> **To be done**:
Go through the entries below and pick out every line with "Black".

Dataset rows
⁂

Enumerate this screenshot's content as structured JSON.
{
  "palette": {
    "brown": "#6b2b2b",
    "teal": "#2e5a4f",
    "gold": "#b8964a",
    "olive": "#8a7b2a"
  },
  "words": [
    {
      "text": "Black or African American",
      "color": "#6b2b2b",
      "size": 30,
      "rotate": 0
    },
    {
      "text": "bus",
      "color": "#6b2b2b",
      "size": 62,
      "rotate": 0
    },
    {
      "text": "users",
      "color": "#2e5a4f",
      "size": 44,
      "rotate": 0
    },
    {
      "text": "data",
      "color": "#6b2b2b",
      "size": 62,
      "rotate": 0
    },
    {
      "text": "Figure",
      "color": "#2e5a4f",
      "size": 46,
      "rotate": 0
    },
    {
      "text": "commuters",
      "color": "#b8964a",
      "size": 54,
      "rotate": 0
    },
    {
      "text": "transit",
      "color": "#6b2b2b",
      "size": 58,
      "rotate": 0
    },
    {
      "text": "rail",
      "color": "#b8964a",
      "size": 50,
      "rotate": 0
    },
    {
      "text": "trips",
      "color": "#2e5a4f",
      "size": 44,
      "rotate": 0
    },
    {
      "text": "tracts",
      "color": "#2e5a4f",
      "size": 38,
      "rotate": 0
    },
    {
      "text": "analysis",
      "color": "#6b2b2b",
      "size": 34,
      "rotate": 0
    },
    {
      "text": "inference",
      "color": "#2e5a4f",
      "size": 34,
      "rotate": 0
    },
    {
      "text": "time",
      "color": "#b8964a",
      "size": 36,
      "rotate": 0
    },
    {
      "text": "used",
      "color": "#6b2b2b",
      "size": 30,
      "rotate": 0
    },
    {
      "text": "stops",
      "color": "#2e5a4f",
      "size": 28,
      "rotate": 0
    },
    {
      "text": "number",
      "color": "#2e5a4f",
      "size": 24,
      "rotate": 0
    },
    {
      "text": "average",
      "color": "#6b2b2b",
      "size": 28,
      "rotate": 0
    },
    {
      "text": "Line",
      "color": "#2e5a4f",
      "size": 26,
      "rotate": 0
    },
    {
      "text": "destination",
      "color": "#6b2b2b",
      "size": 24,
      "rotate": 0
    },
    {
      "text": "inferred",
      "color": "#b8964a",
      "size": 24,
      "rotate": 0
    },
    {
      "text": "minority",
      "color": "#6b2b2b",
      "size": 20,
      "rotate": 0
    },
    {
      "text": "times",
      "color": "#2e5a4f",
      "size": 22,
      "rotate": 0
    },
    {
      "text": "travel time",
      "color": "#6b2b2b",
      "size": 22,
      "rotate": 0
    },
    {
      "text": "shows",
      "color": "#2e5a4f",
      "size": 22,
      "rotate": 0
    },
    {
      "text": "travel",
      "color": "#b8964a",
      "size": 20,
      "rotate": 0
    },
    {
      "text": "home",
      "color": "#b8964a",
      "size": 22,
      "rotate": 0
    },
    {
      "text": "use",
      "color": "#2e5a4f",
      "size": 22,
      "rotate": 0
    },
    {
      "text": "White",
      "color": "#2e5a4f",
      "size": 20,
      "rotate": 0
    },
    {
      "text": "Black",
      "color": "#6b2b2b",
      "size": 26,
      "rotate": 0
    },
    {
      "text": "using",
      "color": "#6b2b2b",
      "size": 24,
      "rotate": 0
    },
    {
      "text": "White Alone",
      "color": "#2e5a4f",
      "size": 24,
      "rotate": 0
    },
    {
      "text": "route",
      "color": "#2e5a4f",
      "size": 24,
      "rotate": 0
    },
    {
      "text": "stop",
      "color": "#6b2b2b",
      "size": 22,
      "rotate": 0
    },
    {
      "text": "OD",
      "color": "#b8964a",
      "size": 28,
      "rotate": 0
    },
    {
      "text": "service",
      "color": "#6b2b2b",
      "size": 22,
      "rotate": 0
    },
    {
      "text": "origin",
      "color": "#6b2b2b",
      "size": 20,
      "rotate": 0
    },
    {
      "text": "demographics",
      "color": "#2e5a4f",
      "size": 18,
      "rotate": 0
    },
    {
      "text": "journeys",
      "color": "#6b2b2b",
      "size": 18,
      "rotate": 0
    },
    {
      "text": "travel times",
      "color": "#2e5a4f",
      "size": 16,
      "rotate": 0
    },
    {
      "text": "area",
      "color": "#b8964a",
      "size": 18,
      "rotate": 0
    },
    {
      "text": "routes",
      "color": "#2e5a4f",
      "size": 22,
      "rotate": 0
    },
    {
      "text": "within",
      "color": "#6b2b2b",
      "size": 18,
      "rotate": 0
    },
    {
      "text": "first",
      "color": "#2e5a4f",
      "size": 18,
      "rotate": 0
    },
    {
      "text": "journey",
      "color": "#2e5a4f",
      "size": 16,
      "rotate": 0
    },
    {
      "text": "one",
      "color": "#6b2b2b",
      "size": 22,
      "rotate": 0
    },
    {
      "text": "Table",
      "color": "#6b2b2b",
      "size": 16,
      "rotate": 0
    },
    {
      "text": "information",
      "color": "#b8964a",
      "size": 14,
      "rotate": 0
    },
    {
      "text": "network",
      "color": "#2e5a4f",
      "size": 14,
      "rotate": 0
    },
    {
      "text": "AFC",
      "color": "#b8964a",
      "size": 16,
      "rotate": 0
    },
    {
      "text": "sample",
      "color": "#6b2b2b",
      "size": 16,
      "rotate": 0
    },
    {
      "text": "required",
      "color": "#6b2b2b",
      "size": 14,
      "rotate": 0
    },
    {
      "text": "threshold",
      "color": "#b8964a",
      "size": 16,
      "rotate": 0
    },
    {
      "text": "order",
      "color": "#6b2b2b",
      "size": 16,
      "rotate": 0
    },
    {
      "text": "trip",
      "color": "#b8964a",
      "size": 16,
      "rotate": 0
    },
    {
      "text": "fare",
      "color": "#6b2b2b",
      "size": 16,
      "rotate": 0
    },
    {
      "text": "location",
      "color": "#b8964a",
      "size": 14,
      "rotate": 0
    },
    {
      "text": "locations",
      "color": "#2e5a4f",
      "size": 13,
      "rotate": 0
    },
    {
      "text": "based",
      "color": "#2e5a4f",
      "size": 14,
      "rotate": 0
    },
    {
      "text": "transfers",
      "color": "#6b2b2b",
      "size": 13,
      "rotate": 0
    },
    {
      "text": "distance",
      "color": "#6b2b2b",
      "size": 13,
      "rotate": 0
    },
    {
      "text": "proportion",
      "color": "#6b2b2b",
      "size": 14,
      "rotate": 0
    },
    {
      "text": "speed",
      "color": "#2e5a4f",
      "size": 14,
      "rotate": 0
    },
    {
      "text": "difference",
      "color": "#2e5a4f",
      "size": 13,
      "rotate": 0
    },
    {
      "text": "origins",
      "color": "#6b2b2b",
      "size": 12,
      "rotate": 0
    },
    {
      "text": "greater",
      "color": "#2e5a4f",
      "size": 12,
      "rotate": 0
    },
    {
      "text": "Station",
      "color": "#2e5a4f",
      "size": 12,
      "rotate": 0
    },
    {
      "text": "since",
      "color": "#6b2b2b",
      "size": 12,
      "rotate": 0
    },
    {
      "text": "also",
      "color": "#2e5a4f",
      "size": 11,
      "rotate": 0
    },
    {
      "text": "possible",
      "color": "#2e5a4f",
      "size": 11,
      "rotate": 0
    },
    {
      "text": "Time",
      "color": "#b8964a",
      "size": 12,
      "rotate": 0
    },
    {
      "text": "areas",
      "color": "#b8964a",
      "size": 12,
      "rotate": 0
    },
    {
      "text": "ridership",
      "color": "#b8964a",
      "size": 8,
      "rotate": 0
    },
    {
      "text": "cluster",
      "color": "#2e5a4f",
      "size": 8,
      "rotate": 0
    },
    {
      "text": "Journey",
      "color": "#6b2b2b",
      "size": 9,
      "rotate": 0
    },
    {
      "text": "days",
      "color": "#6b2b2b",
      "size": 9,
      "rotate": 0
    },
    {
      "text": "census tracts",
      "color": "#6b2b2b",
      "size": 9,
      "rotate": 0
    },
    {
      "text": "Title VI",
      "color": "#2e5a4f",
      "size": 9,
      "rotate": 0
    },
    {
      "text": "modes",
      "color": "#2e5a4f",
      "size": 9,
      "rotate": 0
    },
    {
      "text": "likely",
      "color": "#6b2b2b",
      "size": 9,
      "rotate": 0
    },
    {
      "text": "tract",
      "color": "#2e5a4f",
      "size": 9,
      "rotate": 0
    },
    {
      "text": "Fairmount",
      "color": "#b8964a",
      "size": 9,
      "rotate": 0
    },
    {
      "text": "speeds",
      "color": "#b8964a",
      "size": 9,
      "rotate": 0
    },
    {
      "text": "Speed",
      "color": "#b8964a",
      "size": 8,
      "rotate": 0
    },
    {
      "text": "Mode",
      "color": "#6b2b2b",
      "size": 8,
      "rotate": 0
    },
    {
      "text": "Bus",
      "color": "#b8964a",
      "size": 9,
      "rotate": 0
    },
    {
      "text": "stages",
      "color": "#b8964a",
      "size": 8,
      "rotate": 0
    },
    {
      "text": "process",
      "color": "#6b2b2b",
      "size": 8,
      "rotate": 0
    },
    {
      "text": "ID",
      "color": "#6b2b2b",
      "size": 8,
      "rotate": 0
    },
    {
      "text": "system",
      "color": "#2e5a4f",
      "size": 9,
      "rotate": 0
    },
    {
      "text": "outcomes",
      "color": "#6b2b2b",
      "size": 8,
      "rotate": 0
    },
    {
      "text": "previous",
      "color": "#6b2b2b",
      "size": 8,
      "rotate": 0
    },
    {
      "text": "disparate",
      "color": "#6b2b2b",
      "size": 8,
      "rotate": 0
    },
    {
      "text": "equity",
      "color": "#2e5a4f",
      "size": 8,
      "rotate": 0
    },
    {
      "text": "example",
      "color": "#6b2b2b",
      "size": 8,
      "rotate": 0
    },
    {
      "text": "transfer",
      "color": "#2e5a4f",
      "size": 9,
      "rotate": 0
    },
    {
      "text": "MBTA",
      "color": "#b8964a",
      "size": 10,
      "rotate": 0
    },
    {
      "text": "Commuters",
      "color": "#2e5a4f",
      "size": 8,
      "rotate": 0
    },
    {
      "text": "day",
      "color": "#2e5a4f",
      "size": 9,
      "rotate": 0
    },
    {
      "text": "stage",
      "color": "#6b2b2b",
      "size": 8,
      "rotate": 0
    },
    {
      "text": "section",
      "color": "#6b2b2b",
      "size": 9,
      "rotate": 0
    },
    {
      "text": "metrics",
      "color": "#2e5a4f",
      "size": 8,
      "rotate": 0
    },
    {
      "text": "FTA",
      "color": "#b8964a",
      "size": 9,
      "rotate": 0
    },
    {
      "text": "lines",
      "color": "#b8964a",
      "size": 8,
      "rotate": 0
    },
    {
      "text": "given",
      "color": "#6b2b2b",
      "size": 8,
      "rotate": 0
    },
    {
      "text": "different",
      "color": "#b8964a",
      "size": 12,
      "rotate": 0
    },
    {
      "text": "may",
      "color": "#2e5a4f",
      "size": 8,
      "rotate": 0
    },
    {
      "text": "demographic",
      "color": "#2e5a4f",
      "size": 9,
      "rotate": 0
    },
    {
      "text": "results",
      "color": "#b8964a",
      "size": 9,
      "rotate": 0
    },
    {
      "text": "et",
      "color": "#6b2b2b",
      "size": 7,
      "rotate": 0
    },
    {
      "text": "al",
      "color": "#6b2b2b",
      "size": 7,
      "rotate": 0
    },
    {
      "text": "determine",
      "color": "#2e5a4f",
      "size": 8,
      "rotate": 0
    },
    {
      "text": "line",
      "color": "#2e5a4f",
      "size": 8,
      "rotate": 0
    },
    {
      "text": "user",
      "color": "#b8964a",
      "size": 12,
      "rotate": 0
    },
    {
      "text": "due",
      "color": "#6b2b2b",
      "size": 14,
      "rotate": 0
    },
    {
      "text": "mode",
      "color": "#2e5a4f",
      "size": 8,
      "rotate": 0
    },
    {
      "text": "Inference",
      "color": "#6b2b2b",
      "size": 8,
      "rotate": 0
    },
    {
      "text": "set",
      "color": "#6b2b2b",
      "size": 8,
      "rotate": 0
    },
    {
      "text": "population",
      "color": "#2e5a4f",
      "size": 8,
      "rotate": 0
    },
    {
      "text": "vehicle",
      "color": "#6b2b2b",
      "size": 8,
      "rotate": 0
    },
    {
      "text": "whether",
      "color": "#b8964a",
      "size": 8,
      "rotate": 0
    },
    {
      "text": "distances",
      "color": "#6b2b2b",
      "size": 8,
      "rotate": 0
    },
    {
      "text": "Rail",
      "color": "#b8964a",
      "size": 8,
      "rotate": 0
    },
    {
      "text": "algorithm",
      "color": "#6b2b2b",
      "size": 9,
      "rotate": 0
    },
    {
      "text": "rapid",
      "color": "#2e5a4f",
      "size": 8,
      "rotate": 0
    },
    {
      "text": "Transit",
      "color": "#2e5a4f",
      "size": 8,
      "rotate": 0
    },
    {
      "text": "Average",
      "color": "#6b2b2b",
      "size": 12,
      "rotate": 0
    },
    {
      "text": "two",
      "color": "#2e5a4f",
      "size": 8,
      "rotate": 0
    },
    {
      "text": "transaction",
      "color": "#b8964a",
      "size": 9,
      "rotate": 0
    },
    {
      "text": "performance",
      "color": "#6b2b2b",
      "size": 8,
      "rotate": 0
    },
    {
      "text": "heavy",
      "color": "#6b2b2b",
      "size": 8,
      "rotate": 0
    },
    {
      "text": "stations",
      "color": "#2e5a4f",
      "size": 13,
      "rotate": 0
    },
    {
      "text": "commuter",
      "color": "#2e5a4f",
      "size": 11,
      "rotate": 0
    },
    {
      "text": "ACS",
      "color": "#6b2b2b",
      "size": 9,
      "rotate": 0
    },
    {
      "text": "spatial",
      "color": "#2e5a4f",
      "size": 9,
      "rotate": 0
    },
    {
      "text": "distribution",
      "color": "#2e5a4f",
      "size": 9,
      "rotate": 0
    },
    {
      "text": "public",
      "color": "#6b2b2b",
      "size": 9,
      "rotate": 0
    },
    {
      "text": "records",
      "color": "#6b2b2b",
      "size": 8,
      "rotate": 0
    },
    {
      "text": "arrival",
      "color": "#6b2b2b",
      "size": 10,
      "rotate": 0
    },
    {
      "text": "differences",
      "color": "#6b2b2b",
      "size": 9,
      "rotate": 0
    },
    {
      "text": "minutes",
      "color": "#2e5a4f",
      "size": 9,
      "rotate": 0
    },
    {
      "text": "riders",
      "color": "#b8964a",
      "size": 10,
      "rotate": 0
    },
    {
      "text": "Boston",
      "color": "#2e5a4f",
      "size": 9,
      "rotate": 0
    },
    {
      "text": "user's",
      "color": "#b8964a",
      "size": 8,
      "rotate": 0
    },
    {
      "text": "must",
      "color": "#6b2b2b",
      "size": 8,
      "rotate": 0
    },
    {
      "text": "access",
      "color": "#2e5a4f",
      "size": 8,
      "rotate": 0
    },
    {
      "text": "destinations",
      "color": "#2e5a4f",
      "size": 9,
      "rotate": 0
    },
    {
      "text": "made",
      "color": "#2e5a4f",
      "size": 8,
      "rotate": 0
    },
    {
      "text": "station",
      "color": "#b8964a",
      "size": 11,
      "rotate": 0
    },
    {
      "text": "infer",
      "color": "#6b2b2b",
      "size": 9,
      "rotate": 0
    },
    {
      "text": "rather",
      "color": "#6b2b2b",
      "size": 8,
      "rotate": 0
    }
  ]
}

⁂

> **Answer for this exercise**:
      "text": "Black or African American",
      "text": "Black",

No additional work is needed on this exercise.